===== GIVEN ENTRIES =====
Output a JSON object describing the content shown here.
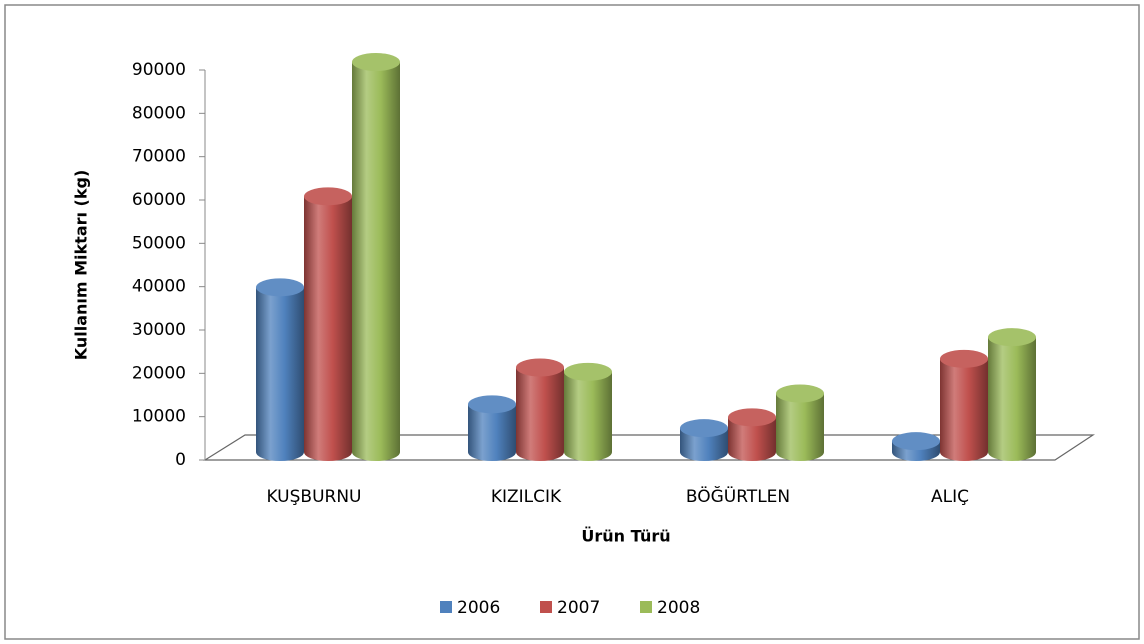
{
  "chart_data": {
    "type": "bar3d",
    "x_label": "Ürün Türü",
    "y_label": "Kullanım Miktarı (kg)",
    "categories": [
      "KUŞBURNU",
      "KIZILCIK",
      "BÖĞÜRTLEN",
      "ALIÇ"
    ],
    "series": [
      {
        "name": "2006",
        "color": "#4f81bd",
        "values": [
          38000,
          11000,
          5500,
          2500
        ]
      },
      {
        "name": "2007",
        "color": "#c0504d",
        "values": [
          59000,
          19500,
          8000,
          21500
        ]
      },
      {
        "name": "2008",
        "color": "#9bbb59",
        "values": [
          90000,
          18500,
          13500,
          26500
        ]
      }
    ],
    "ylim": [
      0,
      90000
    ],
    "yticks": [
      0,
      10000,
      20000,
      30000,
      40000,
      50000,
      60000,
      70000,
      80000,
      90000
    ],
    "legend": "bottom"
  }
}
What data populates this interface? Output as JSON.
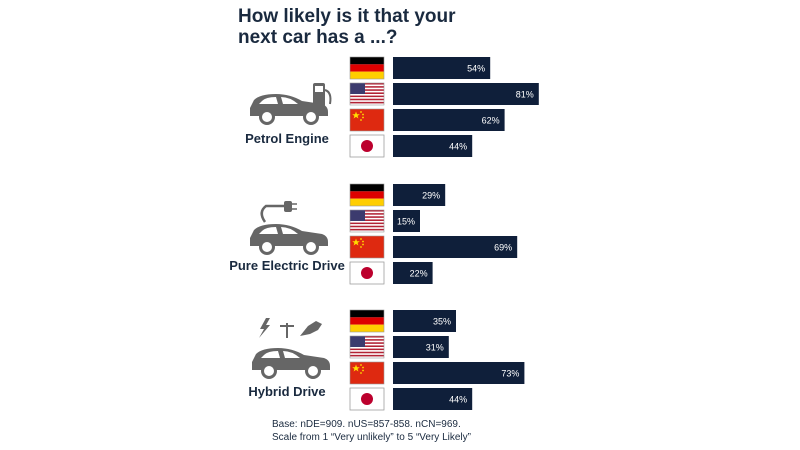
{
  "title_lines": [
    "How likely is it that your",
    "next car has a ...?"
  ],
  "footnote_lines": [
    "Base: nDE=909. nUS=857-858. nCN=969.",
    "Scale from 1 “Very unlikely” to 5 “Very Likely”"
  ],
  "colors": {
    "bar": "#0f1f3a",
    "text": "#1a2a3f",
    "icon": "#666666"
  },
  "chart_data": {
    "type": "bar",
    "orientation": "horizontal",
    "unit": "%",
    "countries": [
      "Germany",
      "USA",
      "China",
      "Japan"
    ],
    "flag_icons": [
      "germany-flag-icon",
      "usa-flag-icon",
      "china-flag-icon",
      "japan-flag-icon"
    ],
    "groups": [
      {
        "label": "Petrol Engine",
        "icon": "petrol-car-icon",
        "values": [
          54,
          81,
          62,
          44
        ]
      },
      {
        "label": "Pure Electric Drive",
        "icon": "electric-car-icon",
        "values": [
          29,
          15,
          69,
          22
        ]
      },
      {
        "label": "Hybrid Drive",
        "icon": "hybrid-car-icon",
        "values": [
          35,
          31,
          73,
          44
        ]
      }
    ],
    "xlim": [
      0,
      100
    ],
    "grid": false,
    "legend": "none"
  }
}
=====
Write out the full listing verbatim, excluding its pictures.

Output a JSON object describing the content shown here.
{
  "chart_data": {
    "type": "bar3d",
    "x_label": "Ürün Türü",
    "y_label": "Kullanım Miktarı (kg)",
    "categories": [
      "KUŞBURNU",
      "KIZILCIK",
      "BÖĞÜRTLEN",
      "ALIÇ"
    ],
    "series": [
      {
        "name": "2006",
        "color": "#4f81bd",
        "values": [
          38000,
          11000,
          5500,
          2500
        ]
      },
      {
        "name": "2007",
        "color": "#c0504d",
        "values": [
          59000,
          19500,
          8000,
          21500
        ]
      },
      {
        "name": "2008",
        "color": "#9bbb59",
        "values": [
          90000,
          18500,
          13500,
          26500
        ]
      }
    ],
    "ylim": [
      0,
      90000
    ],
    "yticks": [
      0,
      10000,
      20000,
      30000,
      40000,
      50000,
      60000,
      70000,
      80000,
      90000
    ],
    "legend": "bottom"
  }
}
What data populates this interface? Output as JSON.
{
  "title_lines": [
    "How likely is it that your",
    "next car has a ...?"
  ],
  "footnote_lines": [
    "Base: nDE=909. nUS=857-858. nCN=969.",
    "Scale from 1 “Very unlikely” to 5 “Very Likely”"
  ],
  "colors": {
    "bar": "#0f1f3a",
    "text": "#1a2a3f",
    "icon": "#666666"
  },
  "chart_data": {
    "type": "bar",
    "orientation": "horizontal",
    "unit": "%",
    "countries": [
      "Germany",
      "USA",
      "China",
      "Japan"
    ],
    "flag_icons": [
      "germany-flag-icon",
      "usa-flag-icon",
      "china-flag-icon",
      "japan-flag-icon"
    ],
    "groups": [
      {
        "label": "Petrol Engine",
        "icon": "petrol-car-icon",
        "values": [
          54,
          81,
          62,
          44
        ]
      },
      {
        "label": "Pure Electric Drive",
        "icon": "electric-car-icon",
        "values": [
          29,
          15,
          69,
          22
        ]
      },
      {
        "label": "Hybrid Drive",
        "icon": "hybrid-car-icon",
        "values": [
          35,
          31,
          73,
          44
        ]
      }
    ],
    "xlim": [
      0,
      100
    ],
    "grid": false,
    "legend": "none"
  }
}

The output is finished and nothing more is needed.